▶ [AIM]: Transcribe each of the records below exactly, excluding all pictures.
··· RECORDS TO PROCESS ···
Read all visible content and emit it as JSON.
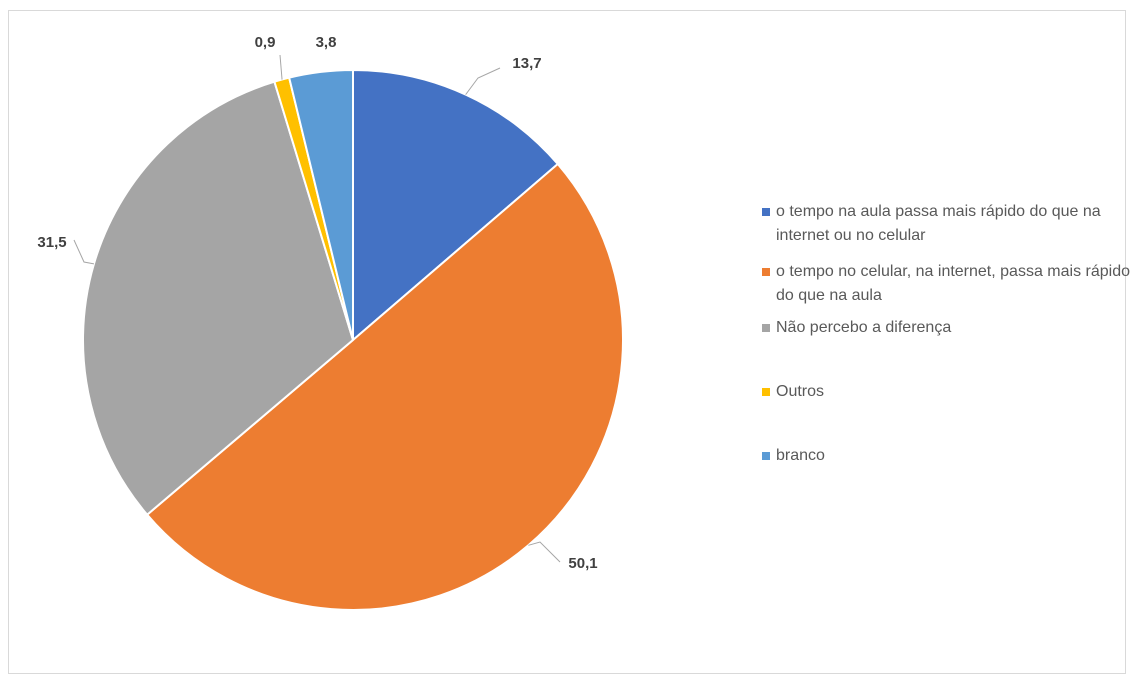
{
  "chart_data": {
    "type": "pie",
    "title": "",
    "slices": [
      {
        "label": "o tempo na aula passa mais rápido do que na internet ou no celular",
        "value": 13.7,
        "value_label": "13,7",
        "color": "#4472C4"
      },
      {
        "label": "o tempo no celular, na internet, passa mais rápido do que na aula",
        "value": 50.1,
        "value_label": "50,1",
        "color": "#ED7D31"
      },
      {
        "label": "Não percebo a diferença",
        "value": 31.5,
        "value_label": "31,5",
        "color": "#A5A5A5"
      },
      {
        "label": "Outros",
        "value": 0.9,
        "value_label": "0,9",
        "color": "#FFC000"
      },
      {
        "label": "branco",
        "value": 3.8,
        "value_label": "3,8",
        "color": "#5B9BD5"
      }
    ],
    "legend_position": "right",
    "data_labels": "outside with leader lines"
  }
}
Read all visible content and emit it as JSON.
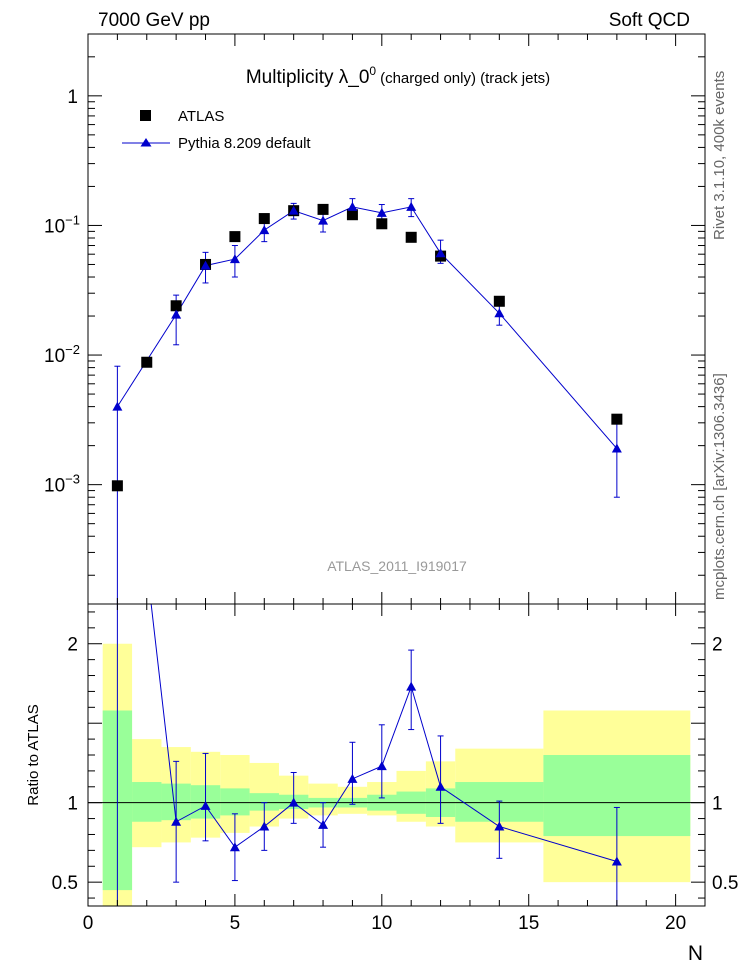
···
▶ [FULL SOLUTION]:
Read all visible content and emit it as JSON.
{
  "chart_data": {
    "type": "pie",
    "title": "",
    "slices": [
      {
        "label": "o tempo na aula passa mais rápido do que na internet ou no celular",
        "value": 13.7,
        "value_label": "13,7",
        "color": "#4472C4"
      },
      {
        "label": "o tempo no celular, na internet, passa mais rápido do que na aula",
        "value": 50.1,
        "value_label": "50,1",
        "color": "#ED7D31"
      },
      {
        "label": "Não percebo a diferença",
        "value": 31.5,
        "value_label": "31,5",
        "color": "#A5A5A5"
      },
      {
        "label": "Outros",
        "value": 0.9,
        "value_label": "0,9",
        "color": "#FFC000"
      },
      {
        "label": "branco",
        "value": 3.8,
        "value_label": "3,8",
        "color": "#5B9BD5"
      }
    ],
    "legend_position": "right",
    "data_labels": "outside with leader lines"
  }
}
Read all visible content and emit it as JSON.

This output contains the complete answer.